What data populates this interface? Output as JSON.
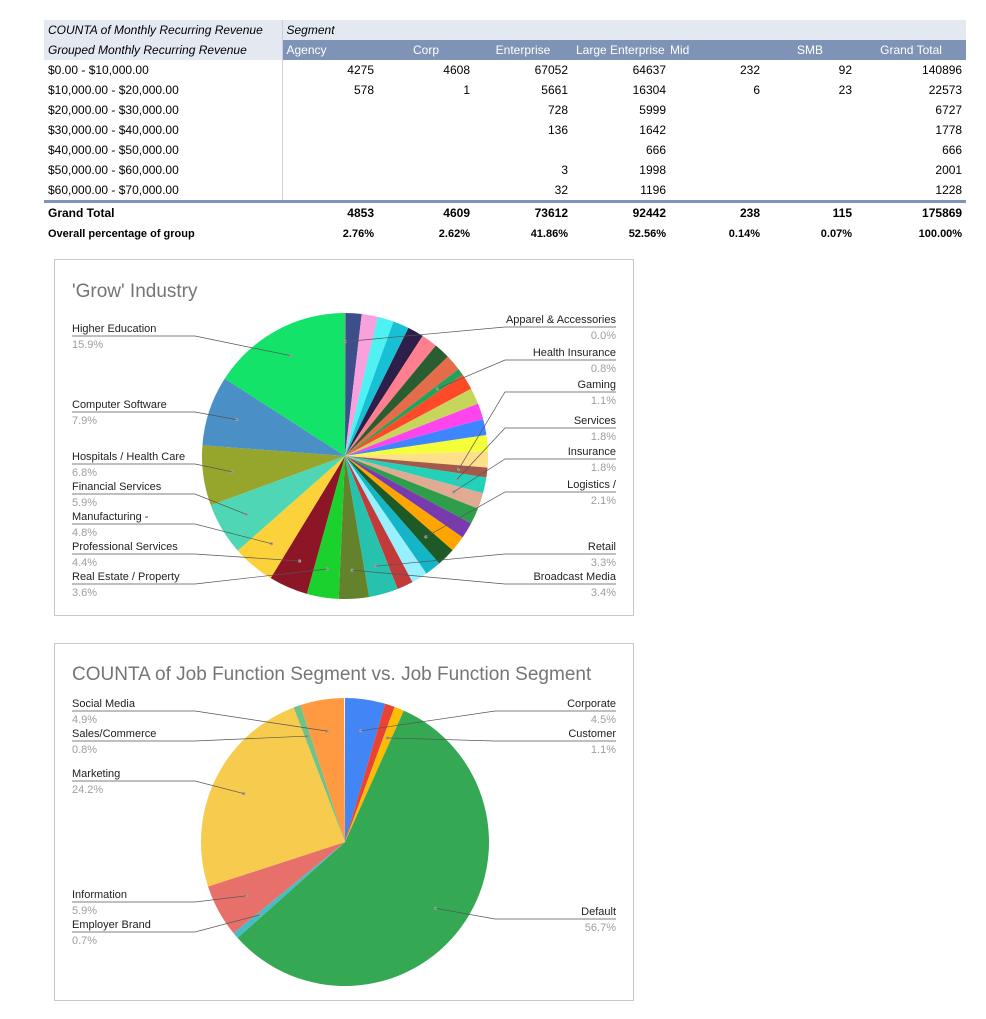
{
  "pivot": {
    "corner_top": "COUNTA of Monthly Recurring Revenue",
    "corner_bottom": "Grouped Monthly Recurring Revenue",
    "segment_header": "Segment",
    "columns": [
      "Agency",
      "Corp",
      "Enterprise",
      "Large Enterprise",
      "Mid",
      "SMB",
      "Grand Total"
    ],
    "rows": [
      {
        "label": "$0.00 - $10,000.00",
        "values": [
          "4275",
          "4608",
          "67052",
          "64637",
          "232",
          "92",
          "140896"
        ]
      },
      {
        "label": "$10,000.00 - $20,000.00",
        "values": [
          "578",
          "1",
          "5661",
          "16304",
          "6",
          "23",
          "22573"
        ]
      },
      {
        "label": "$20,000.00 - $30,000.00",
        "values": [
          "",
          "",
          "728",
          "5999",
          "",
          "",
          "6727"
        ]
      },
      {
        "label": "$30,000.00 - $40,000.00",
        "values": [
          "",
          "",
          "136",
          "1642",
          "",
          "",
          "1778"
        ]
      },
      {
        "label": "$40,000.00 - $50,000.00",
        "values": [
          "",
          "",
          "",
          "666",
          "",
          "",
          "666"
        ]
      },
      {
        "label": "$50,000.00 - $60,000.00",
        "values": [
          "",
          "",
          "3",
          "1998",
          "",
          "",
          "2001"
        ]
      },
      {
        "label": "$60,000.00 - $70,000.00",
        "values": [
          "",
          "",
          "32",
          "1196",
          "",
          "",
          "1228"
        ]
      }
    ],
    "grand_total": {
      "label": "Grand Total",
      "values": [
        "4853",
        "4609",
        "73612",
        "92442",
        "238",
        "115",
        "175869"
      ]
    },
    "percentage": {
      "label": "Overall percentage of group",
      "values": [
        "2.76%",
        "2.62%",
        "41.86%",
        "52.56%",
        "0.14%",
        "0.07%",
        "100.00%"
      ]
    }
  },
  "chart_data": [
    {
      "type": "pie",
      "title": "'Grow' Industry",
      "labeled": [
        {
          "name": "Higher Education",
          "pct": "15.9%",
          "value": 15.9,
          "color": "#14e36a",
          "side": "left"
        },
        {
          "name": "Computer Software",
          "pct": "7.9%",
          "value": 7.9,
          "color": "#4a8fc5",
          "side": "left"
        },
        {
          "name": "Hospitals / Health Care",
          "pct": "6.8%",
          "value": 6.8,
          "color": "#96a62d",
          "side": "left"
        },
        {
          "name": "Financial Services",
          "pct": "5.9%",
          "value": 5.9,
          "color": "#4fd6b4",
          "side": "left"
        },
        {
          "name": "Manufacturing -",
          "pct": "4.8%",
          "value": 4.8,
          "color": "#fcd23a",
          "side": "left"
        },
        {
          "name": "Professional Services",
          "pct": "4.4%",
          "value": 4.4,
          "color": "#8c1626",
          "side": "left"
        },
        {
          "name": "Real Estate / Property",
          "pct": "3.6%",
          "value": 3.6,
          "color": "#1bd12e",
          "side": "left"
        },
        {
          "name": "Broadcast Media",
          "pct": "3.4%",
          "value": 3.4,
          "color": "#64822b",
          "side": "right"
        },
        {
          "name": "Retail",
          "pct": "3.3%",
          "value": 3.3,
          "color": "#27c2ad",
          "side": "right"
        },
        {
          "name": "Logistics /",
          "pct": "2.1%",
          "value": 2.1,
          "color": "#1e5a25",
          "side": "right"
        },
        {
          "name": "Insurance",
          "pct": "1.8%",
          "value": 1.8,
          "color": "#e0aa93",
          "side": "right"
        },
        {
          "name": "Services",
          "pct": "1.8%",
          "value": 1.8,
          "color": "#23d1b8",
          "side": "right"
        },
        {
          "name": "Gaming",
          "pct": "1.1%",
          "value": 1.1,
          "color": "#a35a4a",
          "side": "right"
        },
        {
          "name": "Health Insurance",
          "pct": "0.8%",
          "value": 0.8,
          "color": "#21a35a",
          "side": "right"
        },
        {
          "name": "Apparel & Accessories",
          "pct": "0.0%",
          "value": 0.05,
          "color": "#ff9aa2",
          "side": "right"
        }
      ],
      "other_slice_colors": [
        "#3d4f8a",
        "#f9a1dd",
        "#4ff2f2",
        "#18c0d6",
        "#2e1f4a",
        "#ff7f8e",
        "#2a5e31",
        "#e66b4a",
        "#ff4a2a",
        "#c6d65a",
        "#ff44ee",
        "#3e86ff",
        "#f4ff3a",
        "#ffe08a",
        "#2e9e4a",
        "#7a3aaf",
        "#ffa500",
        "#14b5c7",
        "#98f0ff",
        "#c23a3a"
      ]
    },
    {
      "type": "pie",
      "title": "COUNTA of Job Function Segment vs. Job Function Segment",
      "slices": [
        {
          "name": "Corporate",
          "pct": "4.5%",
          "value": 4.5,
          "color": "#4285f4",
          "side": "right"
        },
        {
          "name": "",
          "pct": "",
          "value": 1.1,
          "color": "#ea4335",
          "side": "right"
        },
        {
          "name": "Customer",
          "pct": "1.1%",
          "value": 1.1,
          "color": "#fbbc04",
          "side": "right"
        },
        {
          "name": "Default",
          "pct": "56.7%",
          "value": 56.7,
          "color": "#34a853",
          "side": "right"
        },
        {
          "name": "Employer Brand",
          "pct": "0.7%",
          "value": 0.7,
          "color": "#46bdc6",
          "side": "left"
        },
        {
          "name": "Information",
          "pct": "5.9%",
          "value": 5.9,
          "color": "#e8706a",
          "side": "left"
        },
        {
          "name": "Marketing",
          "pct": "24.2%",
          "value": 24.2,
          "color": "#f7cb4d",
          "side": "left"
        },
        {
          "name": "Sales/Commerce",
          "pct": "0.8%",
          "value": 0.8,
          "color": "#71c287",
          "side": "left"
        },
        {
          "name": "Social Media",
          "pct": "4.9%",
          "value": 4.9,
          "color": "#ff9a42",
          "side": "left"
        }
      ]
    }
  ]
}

---

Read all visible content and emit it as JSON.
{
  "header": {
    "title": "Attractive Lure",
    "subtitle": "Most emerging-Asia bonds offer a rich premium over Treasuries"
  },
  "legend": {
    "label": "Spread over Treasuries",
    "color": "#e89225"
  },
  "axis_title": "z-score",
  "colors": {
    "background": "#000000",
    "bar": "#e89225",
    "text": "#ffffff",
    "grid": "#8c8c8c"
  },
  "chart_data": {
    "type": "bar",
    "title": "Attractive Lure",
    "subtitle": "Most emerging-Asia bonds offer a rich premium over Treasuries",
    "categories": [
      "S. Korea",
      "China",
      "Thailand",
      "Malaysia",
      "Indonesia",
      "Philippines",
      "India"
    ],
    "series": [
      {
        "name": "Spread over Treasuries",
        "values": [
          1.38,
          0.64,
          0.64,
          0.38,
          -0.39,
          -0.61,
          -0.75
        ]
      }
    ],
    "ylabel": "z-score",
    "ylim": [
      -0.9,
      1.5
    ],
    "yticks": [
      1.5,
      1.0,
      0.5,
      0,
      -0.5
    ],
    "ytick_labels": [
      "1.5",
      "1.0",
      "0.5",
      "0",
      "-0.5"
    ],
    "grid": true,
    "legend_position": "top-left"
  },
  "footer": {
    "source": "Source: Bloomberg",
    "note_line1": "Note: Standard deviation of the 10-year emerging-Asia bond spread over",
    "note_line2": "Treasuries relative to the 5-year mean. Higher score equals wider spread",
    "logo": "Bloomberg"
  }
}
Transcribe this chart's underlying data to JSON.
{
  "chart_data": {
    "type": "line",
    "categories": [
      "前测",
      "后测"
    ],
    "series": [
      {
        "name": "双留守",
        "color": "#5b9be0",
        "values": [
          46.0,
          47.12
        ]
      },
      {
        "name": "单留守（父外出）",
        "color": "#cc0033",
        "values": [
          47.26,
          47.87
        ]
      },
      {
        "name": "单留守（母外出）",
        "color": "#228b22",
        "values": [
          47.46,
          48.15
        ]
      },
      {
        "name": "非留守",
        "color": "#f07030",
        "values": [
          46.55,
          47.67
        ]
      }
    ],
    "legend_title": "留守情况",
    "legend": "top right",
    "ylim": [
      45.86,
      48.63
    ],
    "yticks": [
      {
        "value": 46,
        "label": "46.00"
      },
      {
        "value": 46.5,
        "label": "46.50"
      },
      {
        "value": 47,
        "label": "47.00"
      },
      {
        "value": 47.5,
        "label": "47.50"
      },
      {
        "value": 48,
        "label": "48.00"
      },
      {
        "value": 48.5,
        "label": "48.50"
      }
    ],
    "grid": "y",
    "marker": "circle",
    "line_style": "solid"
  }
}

§ **AIM**
Copy down every line of the entries containing the word "Monthly".

§ **SOLUTION FOR THIS EXERCISE**
    "corner_top": "COUNTA of Monthly Recurring Revenue",
    "corner_bottom": "Grouped Monthly Recurring Revenue",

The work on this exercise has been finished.